◆ **Direction**
Every line of the listing must be reproduced as it stands. Leave the images behind.
++++ Data supplied
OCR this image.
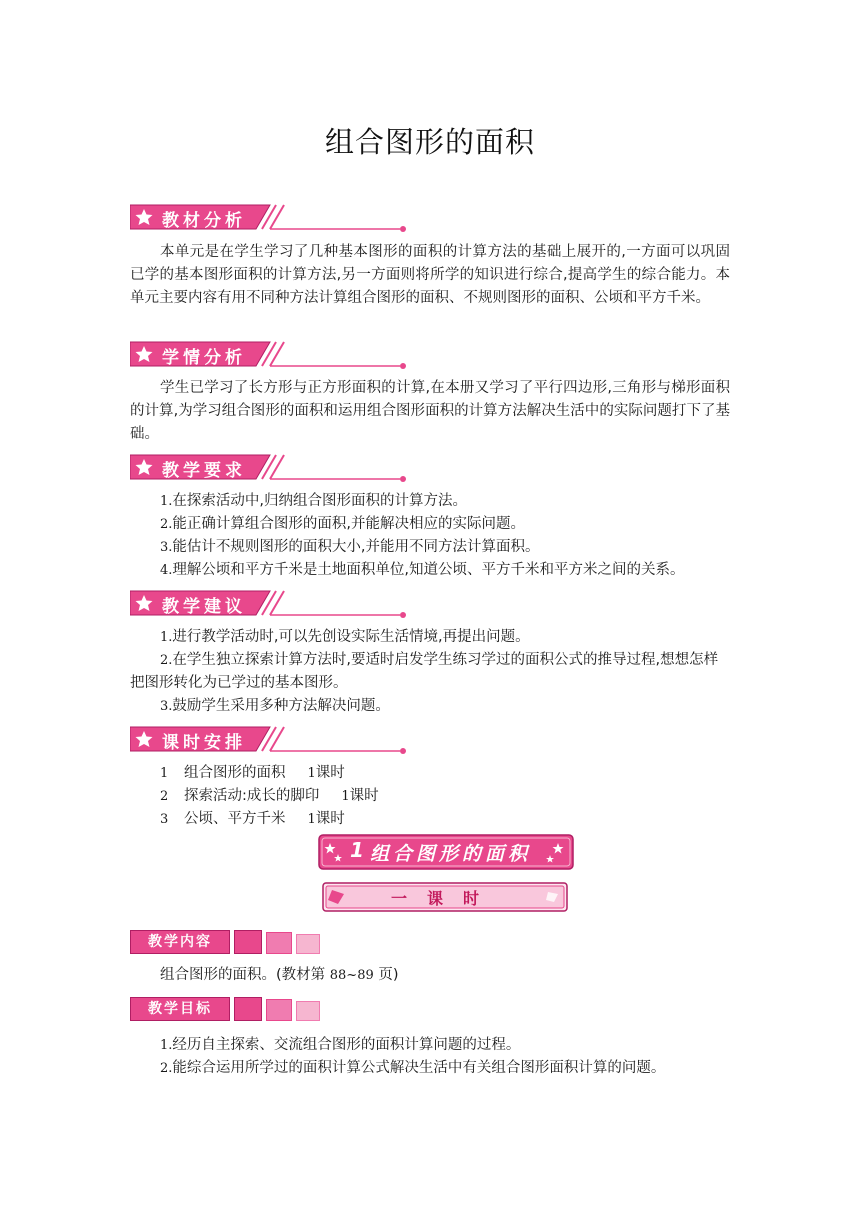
组合图形的面积
教材分析
本单元是在学生学习了几种基本图形的面积的计算方法的基础上展开的,一方面可以巩固已学的基本图形面积的计算方法,另一方面则将所学的知识进行综合,提高学生的综合能力。本单元主要内容有用不同种方法计算组合图形的面积、不规则图形的面积、公顷和平方千米。
学情分析
学生已学习了长方形与正方形面积的计算,在本册又学习了平行四边形,三角形与梯形面积的计算,为学习组合图形的面积和运用组合图形面积的计算方法解决生活中的实际问题打下了基础。
教学要求
1.在探索活动中,归纳组合图形面积的计算方法。
2.能正确计算组合图形的面积,并能解决相应的实际问题。
3.能估计不规则图形的面积大小,并能用不同方法计算面积。
4.理解公顷和平方千米是土地面积单位,知道公顷、平方千米和平方米之间的关系。
教学建议
1.进行教学活动时,可以先创设实际生活情境,再提出问题。
2.在学生独立探索计算方法时,要适时启发学生练习学过的面积公式的推导过程,想想怎样把图形转化为已学过的基本图形。
3.鼓励学生采用多种方法解决问题。
课时安排
1 组合图形的面积 1课时
2 探索活动:成长的脚印 1课时
3 公顷、平方千米 1课时
1 组合图形的面积
一课时
教学内容
组合图形的面积。(教材第 88~89 页)
教学目标
1.经历自主探索、交流组合图形的面积计算问题的过程。
2.能综合运用所学过的面积计算公式解决生活中有关组合图形面积计算的问题。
++++++++
◆ **Problem solution**
OCR this image.
组合图形的面积
教材分析
本单元是在学生学习了几种基本图形的面积的计算方法的基础上展开的,一方面可以巩固已学的基本图形面积的计算方法,另一方面则将所学的知识进行综合,提高学生的综合能力。本单元主要内容有用不同种方法计算组合图形的面积、不规则图形的面积、公顷和平方千米。
学情分析
学生已学习了长方形与正方形面积的计算,在本册又学习了平行四边形,三角形与梯形面积的计算,为学习组合图形的面积和运用组合图形面积的计算方法解决生活中的实际问题打下了基础。
教学要求
1.在探索活动中,归纳组合图形面积的计算方法。
2.能正确计算组合图形的面积,并能解决相应的实际问题。
3.能估计不规则图形的面积大小,并能用不同方法计算面积。
4.理解公顷和平方千米是土地面积单位,知道公顷、平方千米和平方米之间的关系。
教学建议
1.进行教学活动时,可以先创设实际生活情境,再提出问题。
2.在学生独立探索计算方法时,要适时启发学生练习学过的面积公式的推导过程,想想怎样把图形转化为已学过的基本图形。
3.鼓励学生采用多种方法解决问题。
课时安排
1 组合图形的面积 1课时
2 探索活动:成长的脚印 1课时
3 公顷、平方千米 1课时
1 组合图形的面积
一课时
教学内容
组合图形的面积。(教材第 88~89 页)
教学目标
1.经历自主探索、交流组合图形的面积计算问题的过程。
2.能综合运用所学过的面积计算公式解决生活中有关组合图形面积计算的问题。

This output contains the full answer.